## Start WORKING DATA

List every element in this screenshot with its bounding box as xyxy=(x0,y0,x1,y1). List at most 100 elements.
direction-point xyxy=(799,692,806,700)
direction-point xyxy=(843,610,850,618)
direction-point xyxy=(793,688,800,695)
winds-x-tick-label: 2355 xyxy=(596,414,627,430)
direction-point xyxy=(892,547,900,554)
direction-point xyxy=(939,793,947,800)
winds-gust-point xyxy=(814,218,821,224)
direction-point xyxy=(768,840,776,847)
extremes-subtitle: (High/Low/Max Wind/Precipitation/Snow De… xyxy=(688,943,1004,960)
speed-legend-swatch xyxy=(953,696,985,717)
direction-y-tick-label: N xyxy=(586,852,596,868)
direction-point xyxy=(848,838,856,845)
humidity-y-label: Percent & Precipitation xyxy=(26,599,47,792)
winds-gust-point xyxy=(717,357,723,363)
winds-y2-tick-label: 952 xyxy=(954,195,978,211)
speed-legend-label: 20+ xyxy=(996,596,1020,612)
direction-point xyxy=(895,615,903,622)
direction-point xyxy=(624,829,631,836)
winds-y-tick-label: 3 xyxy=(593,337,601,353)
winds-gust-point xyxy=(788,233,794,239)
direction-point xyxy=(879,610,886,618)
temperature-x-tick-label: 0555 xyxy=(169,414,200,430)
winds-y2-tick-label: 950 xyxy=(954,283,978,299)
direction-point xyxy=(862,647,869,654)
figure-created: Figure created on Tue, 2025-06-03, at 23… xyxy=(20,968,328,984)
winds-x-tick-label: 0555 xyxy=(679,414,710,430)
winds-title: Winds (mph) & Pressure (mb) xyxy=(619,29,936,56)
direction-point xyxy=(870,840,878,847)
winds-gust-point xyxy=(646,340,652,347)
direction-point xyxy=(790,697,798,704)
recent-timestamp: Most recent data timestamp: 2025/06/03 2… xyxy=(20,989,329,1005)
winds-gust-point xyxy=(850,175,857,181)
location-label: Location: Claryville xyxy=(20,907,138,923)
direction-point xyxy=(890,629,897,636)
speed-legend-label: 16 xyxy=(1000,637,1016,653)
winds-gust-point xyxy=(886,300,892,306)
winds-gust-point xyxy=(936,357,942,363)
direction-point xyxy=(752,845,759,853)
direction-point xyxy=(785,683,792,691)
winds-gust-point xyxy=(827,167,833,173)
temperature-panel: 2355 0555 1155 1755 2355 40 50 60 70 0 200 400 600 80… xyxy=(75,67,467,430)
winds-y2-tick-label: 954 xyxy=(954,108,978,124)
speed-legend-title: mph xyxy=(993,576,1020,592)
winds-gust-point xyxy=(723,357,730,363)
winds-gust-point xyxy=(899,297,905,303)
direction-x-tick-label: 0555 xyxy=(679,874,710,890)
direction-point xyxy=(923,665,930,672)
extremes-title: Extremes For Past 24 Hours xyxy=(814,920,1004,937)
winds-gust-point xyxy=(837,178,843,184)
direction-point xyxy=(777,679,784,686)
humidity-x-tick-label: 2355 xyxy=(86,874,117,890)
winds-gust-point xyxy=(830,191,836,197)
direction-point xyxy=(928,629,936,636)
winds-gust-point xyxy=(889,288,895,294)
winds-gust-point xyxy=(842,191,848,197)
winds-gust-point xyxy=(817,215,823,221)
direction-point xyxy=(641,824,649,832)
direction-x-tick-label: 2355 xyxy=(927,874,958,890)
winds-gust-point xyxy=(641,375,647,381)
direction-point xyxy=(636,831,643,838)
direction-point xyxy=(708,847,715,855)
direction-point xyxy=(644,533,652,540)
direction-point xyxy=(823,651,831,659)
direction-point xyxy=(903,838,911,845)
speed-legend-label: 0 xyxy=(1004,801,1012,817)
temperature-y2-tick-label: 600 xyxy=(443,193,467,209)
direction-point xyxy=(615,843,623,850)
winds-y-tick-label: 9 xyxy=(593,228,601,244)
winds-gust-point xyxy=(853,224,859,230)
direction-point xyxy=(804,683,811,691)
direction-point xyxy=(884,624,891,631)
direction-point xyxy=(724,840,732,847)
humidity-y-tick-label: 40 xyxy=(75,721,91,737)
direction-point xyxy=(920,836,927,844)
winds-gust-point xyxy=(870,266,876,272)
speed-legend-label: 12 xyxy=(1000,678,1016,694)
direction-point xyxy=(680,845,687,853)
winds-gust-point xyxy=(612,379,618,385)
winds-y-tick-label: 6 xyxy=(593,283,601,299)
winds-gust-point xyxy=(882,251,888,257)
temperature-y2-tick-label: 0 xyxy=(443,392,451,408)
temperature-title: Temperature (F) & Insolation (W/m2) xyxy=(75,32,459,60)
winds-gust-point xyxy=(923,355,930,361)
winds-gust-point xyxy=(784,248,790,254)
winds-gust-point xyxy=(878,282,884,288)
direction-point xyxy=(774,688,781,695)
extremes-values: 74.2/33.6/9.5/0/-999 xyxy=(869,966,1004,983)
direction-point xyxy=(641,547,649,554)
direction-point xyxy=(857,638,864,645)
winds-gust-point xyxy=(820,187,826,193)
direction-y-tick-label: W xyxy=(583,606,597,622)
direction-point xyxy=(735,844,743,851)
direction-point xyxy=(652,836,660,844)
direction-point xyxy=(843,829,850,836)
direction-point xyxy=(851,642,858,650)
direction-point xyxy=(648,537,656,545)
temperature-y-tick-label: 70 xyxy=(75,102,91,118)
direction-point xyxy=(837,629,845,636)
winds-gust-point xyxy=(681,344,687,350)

## End WORKING DATA

- SHORT PROBLEM
Copy the listing above word for word.

- FULL ANSWER
List every element in this screenshot with its bounding box as xyxy=(x0,y0,x1,y1). List at most 100 elements.
direction-point xyxy=(799,692,806,700)
direction-point xyxy=(843,610,850,618)
direction-point xyxy=(793,688,800,695)
winds-x-tick-label: 2355 xyxy=(596,414,627,430)
direction-point xyxy=(892,547,900,554)
direction-point xyxy=(939,793,947,800)
winds-gust-point xyxy=(814,218,821,224)
direction-point xyxy=(768,840,776,847)
extremes-subtitle: (High/Low/Max Wind/Precipitation/Snow De… xyxy=(688,943,1004,960)
speed-legend-swatch xyxy=(953,696,985,717)
direction-y-tick-label: N xyxy=(586,852,596,868)
direction-point xyxy=(848,838,856,845)
humidity-y-label: Percent & Precipitation xyxy=(26,599,47,792)
winds-gust-point xyxy=(717,357,723,363)
winds-y2-tick-label: 952 xyxy=(954,195,978,211)
speed-legend-label: 20+ xyxy=(996,596,1020,612)
direction-point xyxy=(895,615,903,622)
direction-point xyxy=(624,829,631,836)
winds-y-tick-label: 3 xyxy=(593,337,601,353)
winds-gust-point xyxy=(788,233,794,239)
direction-point xyxy=(879,610,886,618)
temperature-x-tick-label: 0555 xyxy=(169,414,200,430)
winds-y2-tick-label: 950 xyxy=(954,283,978,299)
direction-point xyxy=(862,647,869,654)
figure-created: Figure created on Tue, 2025-06-03, at 23… xyxy=(20,968,328,984)
winds-x-tick-label: 0555 xyxy=(679,414,710,430)
winds-title: Winds (mph) & Pressure (mb) xyxy=(619,29,936,56)
direction-point xyxy=(870,840,878,847)
winds-gust-point xyxy=(646,340,652,347)
direction-point xyxy=(790,697,798,704)
recent-timestamp: Most recent data timestamp: 2025/06/03 2… xyxy=(20,989,329,1005)
winds-gust-point xyxy=(850,175,857,181)
location-label: Location: Claryville xyxy=(20,907,138,923)
direction-point xyxy=(890,629,897,636)
speed-legend-label: 16 xyxy=(1000,637,1016,653)
winds-gust-point xyxy=(886,300,892,306)
winds-gust-point xyxy=(936,357,942,363)
direction-point xyxy=(752,845,759,853)
direction-point xyxy=(785,683,792,691)
winds-gust-point xyxy=(827,167,833,173)
temperature-panel: 2355 0555 1155 1755 2355 40 50 60 70 0 200 400 600 80… xyxy=(75,67,467,430)
winds-y2-tick-label: 954 xyxy=(954,108,978,124)
speed-legend-title: mph xyxy=(993,576,1020,592)
winds-gust-point xyxy=(723,357,730,363)
winds-gust-point xyxy=(899,297,905,303)
direction-x-tick-label: 0555 xyxy=(679,874,710,890)
direction-point xyxy=(923,665,930,672)
extremes-title: Extremes For Past 24 Hours xyxy=(814,920,1004,937)
winds-gust-point xyxy=(837,178,843,184)
direction-point xyxy=(777,679,784,686)
humidity-x-tick-label: 2355 xyxy=(86,874,117,890)
winds-gust-point xyxy=(830,191,836,197)
direction-point xyxy=(928,629,936,636)
winds-gust-point xyxy=(889,288,895,294)
winds-gust-point xyxy=(842,191,848,197)
winds-gust-point xyxy=(817,215,823,221)
direction-point xyxy=(641,824,649,832)
direction-x-tick-label: 2355 xyxy=(927,874,958,890)
winds-gust-point xyxy=(641,375,647,381)
direction-point xyxy=(636,831,643,838)
direction-point xyxy=(708,847,715,855)
direction-point xyxy=(644,533,652,540)
direction-point xyxy=(823,651,831,659)
direction-point xyxy=(903,838,911,845)
speed-legend-label: 0 xyxy=(1004,801,1012,817)
temperature-y2-tick-label: 600 xyxy=(443,193,467,209)
direction-point xyxy=(615,843,623,850)
winds-y-tick-label: 9 xyxy=(593,228,601,244)
winds-gust-point xyxy=(853,224,859,230)
direction-point xyxy=(804,683,811,691)
direction-point xyxy=(884,624,891,631)
direction-point xyxy=(724,840,732,847)
humidity-y-tick-label: 40 xyxy=(75,721,91,737)
direction-point xyxy=(920,836,927,844)
winds-gust-point xyxy=(870,266,876,272)
speed-legend-label: 12 xyxy=(1000,678,1016,694)
direction-point xyxy=(680,845,687,853)
winds-gust-point xyxy=(612,379,618,385)
winds-y-tick-label: 6 xyxy=(593,283,601,299)
winds-gust-point xyxy=(882,251,888,257)
temperature-y2-tick-label: 0 xyxy=(443,392,451,408)
temperature-title: Temperature (F) & Insolation (W/m2) xyxy=(75,32,459,60)
winds-gust-point xyxy=(923,355,930,361)
winds-gust-point xyxy=(784,248,790,254)
winds-gust-point xyxy=(878,282,884,288)
direction-point xyxy=(774,688,781,695)
extremes-values: 74.2/33.6/9.5/0/-999 xyxy=(869,966,1004,983)
direction-point xyxy=(641,547,649,554)
direction-point xyxy=(857,638,864,645)
winds-gust-point xyxy=(820,187,826,193)
direction-y-tick-label: W xyxy=(583,606,597,622)
direction-point xyxy=(735,844,743,851)
direction-point xyxy=(652,836,660,844)
direction-point xyxy=(843,829,850,836)
direction-point xyxy=(851,642,858,650)
direction-point xyxy=(648,537,656,545)
temperature-y-tick-label: 70 xyxy=(75,102,91,118)
direction-point xyxy=(837,629,845,636)
winds-gust-point xyxy=(681,344,687,350)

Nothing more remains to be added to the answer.